Description of the task
Gather all lines with "March" from the records.

(Records from a collection)
+--

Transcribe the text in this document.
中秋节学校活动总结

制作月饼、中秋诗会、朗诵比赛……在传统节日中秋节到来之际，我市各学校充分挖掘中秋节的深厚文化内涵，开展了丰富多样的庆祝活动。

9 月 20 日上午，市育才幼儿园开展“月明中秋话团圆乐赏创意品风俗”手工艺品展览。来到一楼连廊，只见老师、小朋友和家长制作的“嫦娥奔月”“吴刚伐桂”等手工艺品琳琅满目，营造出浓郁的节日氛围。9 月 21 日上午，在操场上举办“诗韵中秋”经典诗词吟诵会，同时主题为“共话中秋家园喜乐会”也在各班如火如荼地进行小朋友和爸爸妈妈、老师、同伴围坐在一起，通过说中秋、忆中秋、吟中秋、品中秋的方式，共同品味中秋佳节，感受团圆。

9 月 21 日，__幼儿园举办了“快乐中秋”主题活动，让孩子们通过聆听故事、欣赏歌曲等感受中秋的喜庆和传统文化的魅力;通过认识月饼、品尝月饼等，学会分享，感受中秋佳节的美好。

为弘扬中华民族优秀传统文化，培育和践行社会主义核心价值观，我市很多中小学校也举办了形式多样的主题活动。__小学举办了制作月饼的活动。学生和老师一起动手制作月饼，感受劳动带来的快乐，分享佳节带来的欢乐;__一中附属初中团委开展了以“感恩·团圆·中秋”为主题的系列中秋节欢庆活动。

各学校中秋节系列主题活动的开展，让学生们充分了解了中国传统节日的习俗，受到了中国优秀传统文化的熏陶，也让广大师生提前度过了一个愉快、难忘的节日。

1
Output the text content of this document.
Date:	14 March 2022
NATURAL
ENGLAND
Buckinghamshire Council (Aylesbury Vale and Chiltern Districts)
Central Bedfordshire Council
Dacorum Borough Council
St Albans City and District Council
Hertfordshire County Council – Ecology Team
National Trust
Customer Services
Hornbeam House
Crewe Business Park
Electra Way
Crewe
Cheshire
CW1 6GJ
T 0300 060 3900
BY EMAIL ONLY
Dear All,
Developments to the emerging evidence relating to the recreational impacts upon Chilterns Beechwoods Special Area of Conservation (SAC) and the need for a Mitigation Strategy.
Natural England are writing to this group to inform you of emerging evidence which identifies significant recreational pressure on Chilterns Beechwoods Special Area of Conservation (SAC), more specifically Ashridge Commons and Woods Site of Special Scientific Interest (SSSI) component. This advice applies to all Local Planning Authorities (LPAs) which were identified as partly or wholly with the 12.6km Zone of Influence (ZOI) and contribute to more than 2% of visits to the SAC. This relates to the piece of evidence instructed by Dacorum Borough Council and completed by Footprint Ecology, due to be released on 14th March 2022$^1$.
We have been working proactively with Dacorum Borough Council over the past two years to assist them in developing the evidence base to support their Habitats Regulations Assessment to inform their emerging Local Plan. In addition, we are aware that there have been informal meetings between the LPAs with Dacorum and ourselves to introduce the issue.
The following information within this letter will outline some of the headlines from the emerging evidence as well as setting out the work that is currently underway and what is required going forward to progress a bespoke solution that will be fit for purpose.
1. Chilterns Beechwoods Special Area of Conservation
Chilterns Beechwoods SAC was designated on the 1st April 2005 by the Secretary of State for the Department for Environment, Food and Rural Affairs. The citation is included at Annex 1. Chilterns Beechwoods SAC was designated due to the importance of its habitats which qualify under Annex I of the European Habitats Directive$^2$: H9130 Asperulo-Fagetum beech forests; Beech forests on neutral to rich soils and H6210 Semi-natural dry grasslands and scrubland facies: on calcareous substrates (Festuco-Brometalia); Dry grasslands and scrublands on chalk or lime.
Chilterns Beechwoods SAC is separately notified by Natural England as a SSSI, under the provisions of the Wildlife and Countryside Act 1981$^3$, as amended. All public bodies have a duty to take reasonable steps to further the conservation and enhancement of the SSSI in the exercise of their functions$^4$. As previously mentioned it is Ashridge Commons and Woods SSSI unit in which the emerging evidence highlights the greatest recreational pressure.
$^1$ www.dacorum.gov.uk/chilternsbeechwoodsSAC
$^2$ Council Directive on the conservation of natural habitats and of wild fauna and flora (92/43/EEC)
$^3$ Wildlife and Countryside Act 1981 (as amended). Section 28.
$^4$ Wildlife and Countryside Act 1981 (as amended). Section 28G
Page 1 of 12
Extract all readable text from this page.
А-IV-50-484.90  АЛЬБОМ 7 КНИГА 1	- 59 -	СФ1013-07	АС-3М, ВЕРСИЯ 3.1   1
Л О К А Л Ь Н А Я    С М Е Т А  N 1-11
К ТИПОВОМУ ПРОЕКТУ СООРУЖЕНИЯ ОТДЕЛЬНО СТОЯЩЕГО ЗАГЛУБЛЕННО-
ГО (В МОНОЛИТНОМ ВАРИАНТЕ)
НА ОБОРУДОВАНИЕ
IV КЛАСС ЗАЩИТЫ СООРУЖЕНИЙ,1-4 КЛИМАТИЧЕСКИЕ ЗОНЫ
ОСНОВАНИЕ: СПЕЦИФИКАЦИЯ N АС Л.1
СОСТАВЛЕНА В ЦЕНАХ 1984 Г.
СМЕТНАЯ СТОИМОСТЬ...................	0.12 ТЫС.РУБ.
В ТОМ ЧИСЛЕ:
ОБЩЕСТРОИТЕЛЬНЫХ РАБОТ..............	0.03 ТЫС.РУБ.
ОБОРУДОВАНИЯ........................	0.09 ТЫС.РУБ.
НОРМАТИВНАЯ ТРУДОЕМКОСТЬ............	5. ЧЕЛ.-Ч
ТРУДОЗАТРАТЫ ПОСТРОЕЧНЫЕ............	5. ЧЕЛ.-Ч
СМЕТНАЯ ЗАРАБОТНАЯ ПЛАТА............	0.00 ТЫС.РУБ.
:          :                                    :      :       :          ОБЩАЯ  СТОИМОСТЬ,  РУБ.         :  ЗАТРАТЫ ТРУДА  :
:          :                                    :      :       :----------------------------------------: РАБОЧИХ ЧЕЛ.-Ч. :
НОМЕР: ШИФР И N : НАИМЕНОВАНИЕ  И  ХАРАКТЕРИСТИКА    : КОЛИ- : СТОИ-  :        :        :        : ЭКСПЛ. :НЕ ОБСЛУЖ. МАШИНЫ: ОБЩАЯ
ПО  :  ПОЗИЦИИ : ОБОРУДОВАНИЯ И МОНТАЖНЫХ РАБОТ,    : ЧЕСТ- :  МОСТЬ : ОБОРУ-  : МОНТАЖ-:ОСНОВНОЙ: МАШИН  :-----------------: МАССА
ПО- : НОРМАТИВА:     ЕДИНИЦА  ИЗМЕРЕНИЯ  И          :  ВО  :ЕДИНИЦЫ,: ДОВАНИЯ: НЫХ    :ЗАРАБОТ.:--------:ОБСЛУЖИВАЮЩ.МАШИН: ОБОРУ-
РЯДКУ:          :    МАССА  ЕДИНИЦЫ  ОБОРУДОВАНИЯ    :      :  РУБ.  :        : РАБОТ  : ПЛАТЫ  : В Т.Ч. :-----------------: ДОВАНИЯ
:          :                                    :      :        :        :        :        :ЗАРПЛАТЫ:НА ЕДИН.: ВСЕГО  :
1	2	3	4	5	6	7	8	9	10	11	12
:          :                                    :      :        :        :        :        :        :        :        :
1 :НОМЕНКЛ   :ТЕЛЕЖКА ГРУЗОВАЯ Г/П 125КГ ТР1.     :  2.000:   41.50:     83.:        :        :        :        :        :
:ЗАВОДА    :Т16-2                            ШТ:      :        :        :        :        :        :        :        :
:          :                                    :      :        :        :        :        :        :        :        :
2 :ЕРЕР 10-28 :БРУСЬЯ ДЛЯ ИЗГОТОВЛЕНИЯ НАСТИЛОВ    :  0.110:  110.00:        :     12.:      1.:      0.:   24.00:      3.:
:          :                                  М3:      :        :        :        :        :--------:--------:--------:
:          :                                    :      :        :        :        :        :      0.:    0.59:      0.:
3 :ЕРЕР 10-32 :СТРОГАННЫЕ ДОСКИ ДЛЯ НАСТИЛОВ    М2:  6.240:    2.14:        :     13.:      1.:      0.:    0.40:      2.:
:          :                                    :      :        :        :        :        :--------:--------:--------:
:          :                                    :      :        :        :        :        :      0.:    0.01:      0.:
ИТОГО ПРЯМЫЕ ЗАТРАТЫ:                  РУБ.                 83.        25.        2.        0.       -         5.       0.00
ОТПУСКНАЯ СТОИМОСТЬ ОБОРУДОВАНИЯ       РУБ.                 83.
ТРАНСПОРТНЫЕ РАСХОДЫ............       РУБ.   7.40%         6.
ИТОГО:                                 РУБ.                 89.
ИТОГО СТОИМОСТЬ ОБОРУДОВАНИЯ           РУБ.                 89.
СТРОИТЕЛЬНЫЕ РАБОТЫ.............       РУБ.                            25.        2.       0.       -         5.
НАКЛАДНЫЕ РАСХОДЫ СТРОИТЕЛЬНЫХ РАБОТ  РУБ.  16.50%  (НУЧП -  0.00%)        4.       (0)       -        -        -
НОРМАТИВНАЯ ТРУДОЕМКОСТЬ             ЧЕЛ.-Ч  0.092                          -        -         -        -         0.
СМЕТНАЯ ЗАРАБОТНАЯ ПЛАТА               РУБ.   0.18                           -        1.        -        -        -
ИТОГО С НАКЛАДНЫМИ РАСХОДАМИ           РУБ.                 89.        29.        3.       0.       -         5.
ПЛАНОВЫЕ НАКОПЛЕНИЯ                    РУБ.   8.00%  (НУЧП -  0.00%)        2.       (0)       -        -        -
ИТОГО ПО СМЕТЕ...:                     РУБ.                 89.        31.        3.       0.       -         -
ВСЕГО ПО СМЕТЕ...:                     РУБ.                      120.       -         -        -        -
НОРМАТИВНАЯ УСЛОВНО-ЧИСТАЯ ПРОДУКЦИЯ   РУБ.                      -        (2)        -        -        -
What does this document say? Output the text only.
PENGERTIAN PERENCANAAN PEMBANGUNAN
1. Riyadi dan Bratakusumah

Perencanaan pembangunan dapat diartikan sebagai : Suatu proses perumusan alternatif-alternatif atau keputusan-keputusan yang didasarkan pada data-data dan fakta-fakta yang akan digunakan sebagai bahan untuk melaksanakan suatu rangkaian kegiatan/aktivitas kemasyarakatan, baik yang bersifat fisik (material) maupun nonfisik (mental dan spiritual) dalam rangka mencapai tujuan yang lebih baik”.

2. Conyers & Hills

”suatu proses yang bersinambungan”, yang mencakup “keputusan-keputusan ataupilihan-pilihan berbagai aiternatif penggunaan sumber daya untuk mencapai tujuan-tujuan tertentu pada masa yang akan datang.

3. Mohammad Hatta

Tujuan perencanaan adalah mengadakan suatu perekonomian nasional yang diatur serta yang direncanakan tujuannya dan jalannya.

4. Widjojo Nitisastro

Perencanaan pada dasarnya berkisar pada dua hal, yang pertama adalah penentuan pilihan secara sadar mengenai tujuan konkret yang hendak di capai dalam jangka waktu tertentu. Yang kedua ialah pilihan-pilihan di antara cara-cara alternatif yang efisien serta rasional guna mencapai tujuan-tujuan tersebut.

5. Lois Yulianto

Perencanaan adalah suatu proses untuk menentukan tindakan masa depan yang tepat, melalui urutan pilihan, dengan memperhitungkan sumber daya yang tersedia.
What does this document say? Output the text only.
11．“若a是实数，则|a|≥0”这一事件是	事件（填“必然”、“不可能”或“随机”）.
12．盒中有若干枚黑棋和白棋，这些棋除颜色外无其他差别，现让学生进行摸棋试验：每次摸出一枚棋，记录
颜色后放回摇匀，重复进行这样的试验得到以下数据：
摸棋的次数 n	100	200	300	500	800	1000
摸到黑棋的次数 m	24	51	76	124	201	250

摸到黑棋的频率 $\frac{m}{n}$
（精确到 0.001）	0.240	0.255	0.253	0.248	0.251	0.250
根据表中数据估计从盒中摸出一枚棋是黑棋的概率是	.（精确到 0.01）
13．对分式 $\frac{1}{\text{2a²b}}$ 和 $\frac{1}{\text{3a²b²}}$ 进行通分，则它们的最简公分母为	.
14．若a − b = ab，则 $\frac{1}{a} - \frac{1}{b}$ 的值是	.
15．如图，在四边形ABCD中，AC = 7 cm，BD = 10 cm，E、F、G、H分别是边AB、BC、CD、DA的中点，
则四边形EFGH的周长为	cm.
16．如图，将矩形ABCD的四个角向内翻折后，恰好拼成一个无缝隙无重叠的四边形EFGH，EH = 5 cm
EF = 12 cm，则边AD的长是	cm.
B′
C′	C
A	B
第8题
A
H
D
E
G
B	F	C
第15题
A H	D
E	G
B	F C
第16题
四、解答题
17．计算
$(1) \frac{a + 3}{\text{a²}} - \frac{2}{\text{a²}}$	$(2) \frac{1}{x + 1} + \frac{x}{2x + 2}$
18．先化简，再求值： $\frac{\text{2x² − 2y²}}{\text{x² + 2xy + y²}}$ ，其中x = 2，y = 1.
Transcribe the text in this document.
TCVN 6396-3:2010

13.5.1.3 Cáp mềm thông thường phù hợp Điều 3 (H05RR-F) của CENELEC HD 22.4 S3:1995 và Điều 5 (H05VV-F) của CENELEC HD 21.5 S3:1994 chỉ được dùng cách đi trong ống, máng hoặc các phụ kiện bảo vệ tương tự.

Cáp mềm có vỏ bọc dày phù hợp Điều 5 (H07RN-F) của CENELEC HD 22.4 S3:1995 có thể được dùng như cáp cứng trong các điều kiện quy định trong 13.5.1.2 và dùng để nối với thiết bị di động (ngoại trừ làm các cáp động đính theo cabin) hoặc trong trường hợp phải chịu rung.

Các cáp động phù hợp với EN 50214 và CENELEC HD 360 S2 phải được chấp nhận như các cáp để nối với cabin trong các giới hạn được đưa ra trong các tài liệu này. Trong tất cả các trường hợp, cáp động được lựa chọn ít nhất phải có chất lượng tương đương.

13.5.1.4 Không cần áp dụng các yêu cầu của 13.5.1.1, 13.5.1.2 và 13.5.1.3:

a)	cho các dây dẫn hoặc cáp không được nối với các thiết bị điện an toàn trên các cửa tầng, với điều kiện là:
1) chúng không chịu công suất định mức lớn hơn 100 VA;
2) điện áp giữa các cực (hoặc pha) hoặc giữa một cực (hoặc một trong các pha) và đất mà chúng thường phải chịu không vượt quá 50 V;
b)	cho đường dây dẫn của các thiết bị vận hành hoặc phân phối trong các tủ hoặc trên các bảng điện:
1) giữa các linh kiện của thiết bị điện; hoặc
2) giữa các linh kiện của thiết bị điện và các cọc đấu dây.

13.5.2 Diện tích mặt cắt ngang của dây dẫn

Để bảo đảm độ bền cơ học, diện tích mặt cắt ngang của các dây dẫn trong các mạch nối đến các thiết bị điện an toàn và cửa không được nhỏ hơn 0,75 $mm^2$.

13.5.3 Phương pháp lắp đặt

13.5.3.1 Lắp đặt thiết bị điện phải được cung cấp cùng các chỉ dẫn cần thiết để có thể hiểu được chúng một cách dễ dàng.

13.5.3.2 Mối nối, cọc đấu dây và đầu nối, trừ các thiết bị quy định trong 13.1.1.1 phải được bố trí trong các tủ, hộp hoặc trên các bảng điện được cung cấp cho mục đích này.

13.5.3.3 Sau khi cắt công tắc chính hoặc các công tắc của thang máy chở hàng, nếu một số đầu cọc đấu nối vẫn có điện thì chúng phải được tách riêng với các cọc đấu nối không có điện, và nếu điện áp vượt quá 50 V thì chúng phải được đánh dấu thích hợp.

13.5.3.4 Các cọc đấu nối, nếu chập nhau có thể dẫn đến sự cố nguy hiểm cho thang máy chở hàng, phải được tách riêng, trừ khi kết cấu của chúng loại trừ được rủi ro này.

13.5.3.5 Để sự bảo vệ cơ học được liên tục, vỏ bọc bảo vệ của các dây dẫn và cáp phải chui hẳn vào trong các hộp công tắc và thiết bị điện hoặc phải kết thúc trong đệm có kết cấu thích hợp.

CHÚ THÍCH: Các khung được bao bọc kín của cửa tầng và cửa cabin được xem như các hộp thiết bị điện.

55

+--

Problem solution
Date:	14 March 2022
Natural England are writing to this group to inform you of emerging evidence which identifies significant recreational pressure on Chilterns Beechwoods Special Area of Conservation (SAC), more specifically Ashridge Commons and Woods Site of Special Scientific Interest (SSSI) component. This advice applies to all Local Planning Authorities (LPAs) which were identified as partly or wholly with the 12.6km Zone of Influence (ZOI) and contribute to more than 2% of visits to the SAC. This relates to the piece of evidence instructed by Dacorum Borough Council and completed by Footprint Ecology, due to be released on 14th March 2022$^1$.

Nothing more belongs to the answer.